• Exercise:
From the line that includes "Output a JSON object containing" to the last line of the data, quote each line precisely; both boundary lines belong in the answer.

• Extracted entries:
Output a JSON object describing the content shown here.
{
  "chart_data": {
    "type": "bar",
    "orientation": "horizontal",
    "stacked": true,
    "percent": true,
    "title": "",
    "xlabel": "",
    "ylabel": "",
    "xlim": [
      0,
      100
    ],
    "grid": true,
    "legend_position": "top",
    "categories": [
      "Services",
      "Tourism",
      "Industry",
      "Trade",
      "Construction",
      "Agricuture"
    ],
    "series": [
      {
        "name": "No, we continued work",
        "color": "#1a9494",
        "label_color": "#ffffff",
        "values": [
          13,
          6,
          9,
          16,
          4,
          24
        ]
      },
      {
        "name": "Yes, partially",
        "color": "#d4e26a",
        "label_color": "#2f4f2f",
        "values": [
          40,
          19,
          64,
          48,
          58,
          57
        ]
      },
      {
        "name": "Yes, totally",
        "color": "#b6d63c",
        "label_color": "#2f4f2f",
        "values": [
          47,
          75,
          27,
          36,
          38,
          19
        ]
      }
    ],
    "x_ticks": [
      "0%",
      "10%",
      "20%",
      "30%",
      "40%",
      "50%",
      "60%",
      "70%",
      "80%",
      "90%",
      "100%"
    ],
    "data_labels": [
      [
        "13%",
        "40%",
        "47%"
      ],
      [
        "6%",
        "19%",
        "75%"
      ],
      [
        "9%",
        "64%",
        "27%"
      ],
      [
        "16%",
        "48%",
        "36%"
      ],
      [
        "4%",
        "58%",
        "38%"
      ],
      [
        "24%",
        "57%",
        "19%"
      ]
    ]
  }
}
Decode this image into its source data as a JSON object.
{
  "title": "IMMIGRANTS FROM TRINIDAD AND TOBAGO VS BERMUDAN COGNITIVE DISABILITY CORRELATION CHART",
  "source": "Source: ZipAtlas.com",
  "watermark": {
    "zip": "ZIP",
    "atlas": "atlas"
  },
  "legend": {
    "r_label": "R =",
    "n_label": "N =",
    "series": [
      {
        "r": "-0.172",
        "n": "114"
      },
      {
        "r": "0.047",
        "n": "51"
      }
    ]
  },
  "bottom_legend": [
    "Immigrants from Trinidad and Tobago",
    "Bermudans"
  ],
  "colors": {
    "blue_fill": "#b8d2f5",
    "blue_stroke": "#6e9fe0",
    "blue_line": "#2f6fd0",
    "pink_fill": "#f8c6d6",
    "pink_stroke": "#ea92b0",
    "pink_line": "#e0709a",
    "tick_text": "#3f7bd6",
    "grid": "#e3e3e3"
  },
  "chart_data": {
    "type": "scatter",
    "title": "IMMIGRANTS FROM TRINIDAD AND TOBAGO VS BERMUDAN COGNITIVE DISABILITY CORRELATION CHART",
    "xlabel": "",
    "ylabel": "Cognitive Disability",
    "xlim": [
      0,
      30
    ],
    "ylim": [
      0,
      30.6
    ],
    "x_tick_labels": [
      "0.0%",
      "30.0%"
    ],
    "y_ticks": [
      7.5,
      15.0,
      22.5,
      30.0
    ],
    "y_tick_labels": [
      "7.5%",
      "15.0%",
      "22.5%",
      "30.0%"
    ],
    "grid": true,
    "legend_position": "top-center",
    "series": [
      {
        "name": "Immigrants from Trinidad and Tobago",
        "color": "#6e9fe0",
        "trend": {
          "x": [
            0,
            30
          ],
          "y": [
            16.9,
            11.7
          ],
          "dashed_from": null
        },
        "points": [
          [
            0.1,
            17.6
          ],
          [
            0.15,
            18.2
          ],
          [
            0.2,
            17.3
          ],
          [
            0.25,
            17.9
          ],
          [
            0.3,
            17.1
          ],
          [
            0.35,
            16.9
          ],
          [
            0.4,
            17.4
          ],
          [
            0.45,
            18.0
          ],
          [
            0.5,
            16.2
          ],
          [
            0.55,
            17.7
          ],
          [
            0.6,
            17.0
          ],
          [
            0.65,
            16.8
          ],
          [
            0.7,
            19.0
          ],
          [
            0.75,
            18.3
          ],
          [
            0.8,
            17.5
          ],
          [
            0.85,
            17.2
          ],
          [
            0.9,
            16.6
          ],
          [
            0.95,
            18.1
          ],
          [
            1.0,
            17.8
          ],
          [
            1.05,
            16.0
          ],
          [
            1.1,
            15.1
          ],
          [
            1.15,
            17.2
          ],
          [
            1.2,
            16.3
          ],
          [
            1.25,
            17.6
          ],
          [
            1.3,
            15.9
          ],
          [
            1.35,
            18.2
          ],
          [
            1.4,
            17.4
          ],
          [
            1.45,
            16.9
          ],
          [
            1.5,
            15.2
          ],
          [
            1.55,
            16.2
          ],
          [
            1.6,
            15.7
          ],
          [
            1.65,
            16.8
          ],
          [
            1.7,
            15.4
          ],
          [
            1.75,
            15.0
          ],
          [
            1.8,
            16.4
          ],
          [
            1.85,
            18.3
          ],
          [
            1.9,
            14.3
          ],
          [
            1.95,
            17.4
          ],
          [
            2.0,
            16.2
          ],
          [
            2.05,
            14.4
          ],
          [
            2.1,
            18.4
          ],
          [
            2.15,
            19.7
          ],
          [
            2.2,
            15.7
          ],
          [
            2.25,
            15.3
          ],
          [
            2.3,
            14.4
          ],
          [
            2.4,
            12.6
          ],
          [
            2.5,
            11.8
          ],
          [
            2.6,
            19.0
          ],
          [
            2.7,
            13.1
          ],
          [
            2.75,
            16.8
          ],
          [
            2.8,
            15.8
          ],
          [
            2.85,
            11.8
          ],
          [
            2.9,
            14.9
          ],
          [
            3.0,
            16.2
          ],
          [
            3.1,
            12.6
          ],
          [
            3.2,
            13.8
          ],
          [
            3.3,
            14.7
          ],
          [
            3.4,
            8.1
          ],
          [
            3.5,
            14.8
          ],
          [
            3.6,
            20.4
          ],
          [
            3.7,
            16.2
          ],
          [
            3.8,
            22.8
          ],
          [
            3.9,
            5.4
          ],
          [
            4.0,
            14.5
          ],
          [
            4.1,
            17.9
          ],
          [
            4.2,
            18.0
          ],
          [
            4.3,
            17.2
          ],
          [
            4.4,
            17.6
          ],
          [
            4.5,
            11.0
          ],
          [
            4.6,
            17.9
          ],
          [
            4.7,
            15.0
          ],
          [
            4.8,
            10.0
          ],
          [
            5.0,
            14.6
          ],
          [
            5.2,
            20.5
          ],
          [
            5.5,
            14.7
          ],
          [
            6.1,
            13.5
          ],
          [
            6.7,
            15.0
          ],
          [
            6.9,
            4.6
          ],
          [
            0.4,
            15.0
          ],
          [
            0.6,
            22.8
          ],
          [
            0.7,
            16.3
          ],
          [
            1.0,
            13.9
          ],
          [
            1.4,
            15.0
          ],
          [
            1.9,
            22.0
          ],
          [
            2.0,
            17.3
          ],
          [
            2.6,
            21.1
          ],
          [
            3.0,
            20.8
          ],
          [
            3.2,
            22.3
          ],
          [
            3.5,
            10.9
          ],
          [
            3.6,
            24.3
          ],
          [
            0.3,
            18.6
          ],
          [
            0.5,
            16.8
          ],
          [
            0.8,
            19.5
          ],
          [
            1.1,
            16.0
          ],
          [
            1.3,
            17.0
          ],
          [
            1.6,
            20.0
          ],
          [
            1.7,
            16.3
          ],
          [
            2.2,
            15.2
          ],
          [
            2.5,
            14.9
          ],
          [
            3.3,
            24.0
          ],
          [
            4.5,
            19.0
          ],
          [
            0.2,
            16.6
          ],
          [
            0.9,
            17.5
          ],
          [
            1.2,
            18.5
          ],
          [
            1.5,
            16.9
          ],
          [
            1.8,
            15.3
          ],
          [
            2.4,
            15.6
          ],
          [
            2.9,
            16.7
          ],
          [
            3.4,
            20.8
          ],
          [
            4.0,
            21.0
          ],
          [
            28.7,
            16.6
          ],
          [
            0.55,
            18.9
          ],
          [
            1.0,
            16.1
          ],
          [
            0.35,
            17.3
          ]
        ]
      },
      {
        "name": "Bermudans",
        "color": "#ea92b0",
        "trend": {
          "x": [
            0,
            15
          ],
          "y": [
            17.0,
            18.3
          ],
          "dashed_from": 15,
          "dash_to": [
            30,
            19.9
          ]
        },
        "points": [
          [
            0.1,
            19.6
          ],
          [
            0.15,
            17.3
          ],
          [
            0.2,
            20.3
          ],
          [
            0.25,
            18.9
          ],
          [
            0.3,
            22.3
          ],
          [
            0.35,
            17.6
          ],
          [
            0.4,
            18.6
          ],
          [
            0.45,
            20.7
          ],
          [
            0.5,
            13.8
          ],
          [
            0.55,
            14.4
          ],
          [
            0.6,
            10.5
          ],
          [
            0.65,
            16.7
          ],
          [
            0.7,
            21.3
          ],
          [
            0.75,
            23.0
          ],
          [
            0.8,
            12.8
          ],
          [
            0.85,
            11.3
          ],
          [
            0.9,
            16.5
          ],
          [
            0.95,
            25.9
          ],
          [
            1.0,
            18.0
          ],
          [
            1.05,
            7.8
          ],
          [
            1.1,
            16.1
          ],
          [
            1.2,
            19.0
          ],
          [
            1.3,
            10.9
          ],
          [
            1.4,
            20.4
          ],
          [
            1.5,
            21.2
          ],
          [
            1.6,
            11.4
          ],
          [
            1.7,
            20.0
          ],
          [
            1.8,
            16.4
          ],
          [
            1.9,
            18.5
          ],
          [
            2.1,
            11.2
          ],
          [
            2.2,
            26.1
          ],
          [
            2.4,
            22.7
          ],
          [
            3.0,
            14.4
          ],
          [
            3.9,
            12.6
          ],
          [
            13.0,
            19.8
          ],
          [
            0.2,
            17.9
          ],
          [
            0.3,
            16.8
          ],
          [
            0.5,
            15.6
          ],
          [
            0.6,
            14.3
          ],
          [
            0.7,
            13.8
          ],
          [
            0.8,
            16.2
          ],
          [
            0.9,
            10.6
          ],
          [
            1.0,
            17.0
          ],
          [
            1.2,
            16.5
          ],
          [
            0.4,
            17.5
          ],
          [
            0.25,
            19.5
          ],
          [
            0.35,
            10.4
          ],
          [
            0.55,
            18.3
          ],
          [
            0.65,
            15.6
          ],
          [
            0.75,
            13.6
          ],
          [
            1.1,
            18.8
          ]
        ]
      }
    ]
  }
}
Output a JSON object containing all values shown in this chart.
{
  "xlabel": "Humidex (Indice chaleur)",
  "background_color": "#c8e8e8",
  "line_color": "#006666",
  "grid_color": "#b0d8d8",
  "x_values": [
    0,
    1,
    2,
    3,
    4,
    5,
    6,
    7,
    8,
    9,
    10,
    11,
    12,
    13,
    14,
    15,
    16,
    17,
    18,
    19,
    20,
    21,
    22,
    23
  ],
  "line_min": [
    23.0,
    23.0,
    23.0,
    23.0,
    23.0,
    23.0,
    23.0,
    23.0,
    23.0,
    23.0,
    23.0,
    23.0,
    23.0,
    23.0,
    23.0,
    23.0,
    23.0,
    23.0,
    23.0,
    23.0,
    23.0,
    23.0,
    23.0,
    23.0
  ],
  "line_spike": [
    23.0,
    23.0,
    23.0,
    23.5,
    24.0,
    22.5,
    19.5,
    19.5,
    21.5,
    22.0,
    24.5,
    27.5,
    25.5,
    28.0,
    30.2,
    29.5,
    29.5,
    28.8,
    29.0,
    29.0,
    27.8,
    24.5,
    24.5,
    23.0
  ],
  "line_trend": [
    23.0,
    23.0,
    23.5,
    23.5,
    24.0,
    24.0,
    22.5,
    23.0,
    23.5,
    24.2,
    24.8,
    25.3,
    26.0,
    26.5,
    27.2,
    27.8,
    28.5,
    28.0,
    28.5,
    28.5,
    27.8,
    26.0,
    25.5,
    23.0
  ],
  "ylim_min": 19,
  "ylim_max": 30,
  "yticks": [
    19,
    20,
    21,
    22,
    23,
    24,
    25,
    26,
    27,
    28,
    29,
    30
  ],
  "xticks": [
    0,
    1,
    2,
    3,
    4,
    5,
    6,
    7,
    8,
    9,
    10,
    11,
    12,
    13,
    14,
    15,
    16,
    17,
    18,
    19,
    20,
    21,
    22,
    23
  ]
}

• Reply:
Output a JSON object containing all values shown in this chart.
{
  "xlabel": "Humidex (Indice chaleur)",
  "background_color": "#c8e8e8",
  "line_color": "#006666",
  "grid_color": "#b0d8d8",
  "x_values": [
    0,
    1,
    2,
    3,
    4,
    5,
    6,
    7,
    8,
    9,
    10,
    11,
    12,
    13,
    14,
    15,
    16,
    17,
    18,
    19,
    20,
    21,
    22,
    23
  ],
  "line_min": [
    23.0,
    23.0,
    23.0,
    23.0,
    23.0,
    23.0,
    23.0,
    23.0,
    23.0,
    23.0,
    23.0,
    23.0,
    23.0,
    23.0,
    23.0,
    23.0,
    23.0,
    23.0,
    23.0,
    23.0,
    23.0,
    23.0,
    23.0,
    23.0
  ],
  "line_spike": [
    23.0,
    23.0,
    23.0,
    23.5,
    24.0,
    22.5,
    19.5,
    19.5,
    21.5,
    22.0,
    24.5,
    27.5,
    25.5,
    28.0,
    30.2,
    29.5,
    29.5,
    28.8,
    29.0,
    29.0,
    27.8,
    24.5,
    24.5,
    23.0
  ],
  "line_trend": [
    23.0,
    23.0,
    23.5,
    23.5,
    24.0,
    24.0,
    22.5,
    23.0,
    23.5,
    24.2,
    24.8,
    25.3,
    26.0,
    26.5,
    27.2,
    27.8,
    28.5,
    28.0,
    28.5,
    28.5,
    27.8,
    26.0,
    25.5,
    23.0
  ],
  "ylim_min": 19,
  "ylim_max": 30,
  "yticks": [
    19,
    20,
    21,
    22,
    23,
    24,
    25,
    26,
    27,
    28,
    29,
    30
  ],
  "xticks": [
    0,
    1,
    2,
    3,
    4,
    5,
    6,
    7,
    8,
    9,
    10,
    11,
    12,
    13,
    14,
    15,
    16,
    17,
    18,
    19,
    20,
    21,
    22,
    23
  ]
}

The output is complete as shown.